**Challenge:** Write out the entries below once more, exactly, with the pictures left out.

--- Start Data for processing ---

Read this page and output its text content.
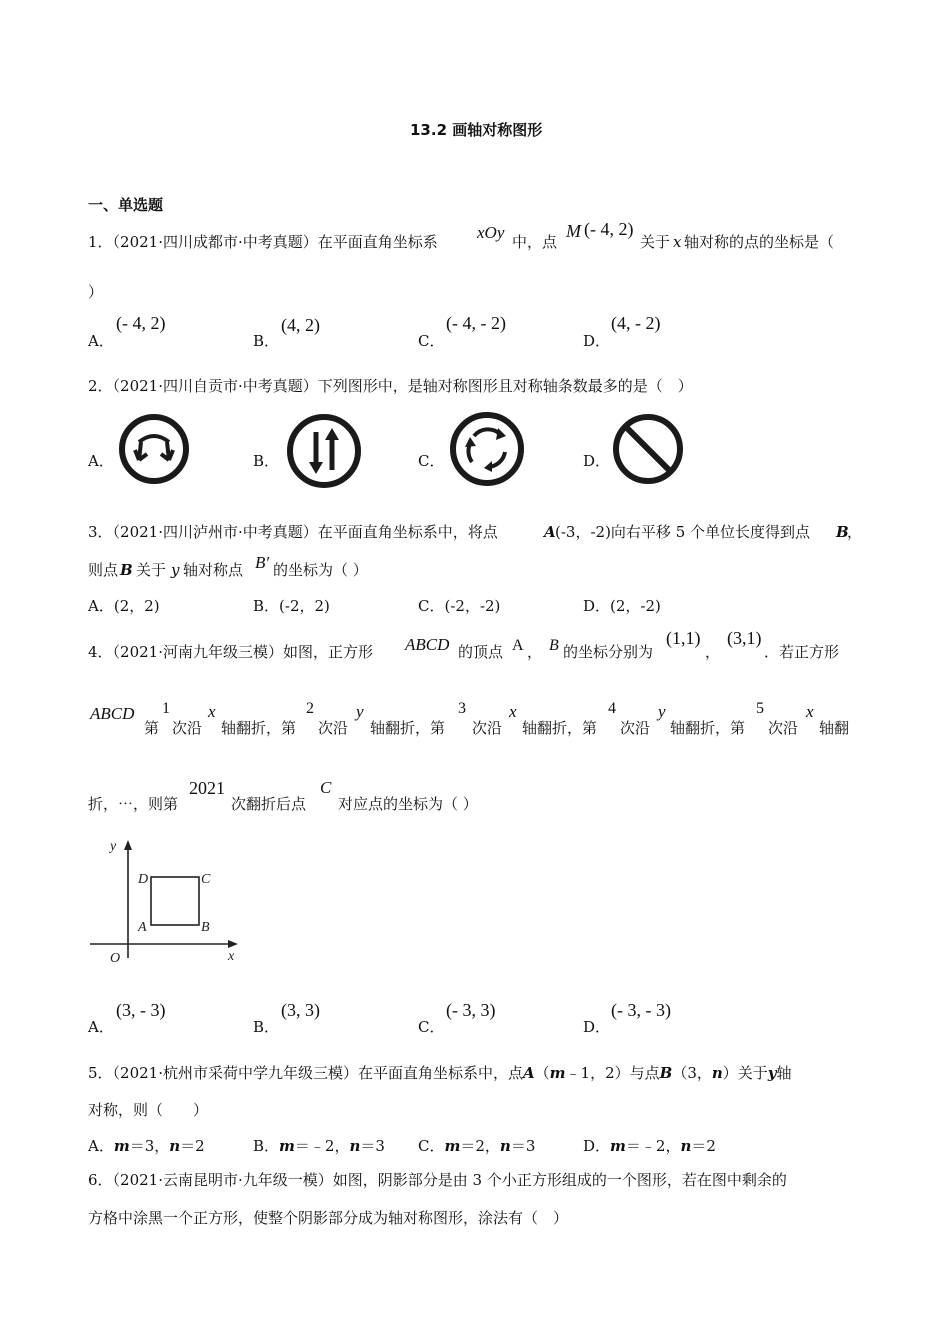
13.2 画轴对称图形
一、单选题
1．（2021·四川成都市·中考真题）在平面直角坐标系 xOy 中，点
M (- 4, 2)
关于 x 轴对称的点的坐标是（
）
A．
(- 4, 2)
B．
(4, 2)
C．
(- 4, - 2)
D．
(4, - 2)
2．（2021·四川自贡市·中考真题）下列图形中，是轴对称图形且对称轴条数最多的是（　）
A．	B．	C．	D．
3．（2021·四川泸州市·中考真题）在平面直角坐标系中，将点	A (-3，-2)向右平移 5 个单位长度得到点 B
，
则点 B 关于 y 轴对称点 B′ 的坐标为（ ）
A．(2，2)	B．(-2，2)	C．(-2，-2)	D．(2，-2)
4．（2021·河南九年级三模）如图，正方形 ABCD 的顶点 A ， B 的坐标分别为
(1,1)
，
(3,1)
．若正方形
ABCD
第
1
次沿
x
轴翻折，第
2
次沿
y
轴翻折，第
3
次沿
x
轴翻折，第
4
次沿
y
轴翻折，第
5
次沿
x
轴翻
折，⋯，则第
2021
次翻折后点
C
对应点的坐标为（ ）
y
x
O
D	C
A	B
A．
(3, - 3)
B．
(3, 3)
C．
(- 3, 3)
D．
(- 3, - 3)
5．（2021·杭州市采荷中学九年级三模）在平面直角坐标系中，点A（m﹣1，2）与点B（3，n）关于y轴
对称，则（　　）
A．m＝3，n＝2	B．m＝﹣2，n＝3 C．m＝2，n＝3	D．m＝﹣2，n＝2
6．（2021·云南昆明市·九年级一模）如图，阴影部分是由 3 个小正方形组成的一个图形，若在图中剩余的
方格中涂黑一个正方形，使整个阴影部分成为轴对称图形，涂法有（　）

--- End Data for processing ---

**Exercise response:**
Read this page and output its text content.
13.2 画轴对称图形
一、单选题
1．（2021·四川成都市·中考真题）在平面直角坐标系 xOy 中，点
M (- 4, 2)
关于 x 轴对称的点的坐标是（
）
A．
(- 4, 2)
B．
(4, 2)
C．
(- 4, - 2)
D．
(4, - 2)
2．（2021·四川自贡市·中考真题）下列图形中，是轴对称图形且对称轴条数最多的是（　）
A．	B．	C．	D．
3．（2021·四川泸州市·中考真题）在平面直角坐标系中，将点	A (-3，-2)向右平移 5 个单位长度得到点 B
，
则点 B 关于 y 轴对称点 B′ 的坐标为（ ）
A．(2，2)	B．(-2，2)	C．(-2，-2)	D．(2，-2)
4．（2021·河南九年级三模）如图，正方形 ABCD 的顶点 A ， B 的坐标分别为
(1,1)
，
(3,1)
．若正方形
ABCD
第
1
次沿
x
轴翻折，第
2
次沿
y
轴翻折，第
3
次沿
x
轴翻折，第
4
次沿
y
轴翻折，第
5
次沿
x
轴翻
折，⋯，则第
2021
次翻折后点
C
对应点的坐标为（ ）
y
x
O
D	C
A	B
A．
(3, - 3)
B．
(3, 3)
C．
(- 3, 3)
D．
(- 3, - 3)
5．（2021·杭州市采荷中学九年级三模）在平面直角坐标系中，点A（m﹣1，2）与点B（3，n）关于y轴
对称，则（　　）
A．m＝3，n＝2	B．m＝﹣2，n＝3 C．m＝2，n＝3	D．m＝﹣2，n＝2
6．（2021·云南昆明市·九年级一模）如图，阴影部分是由 3 个小正方形组成的一个图形，若在图中剩余的
方格中涂黑一个正方形，使整个阴影部分成为轴对称图形，涂法有（　）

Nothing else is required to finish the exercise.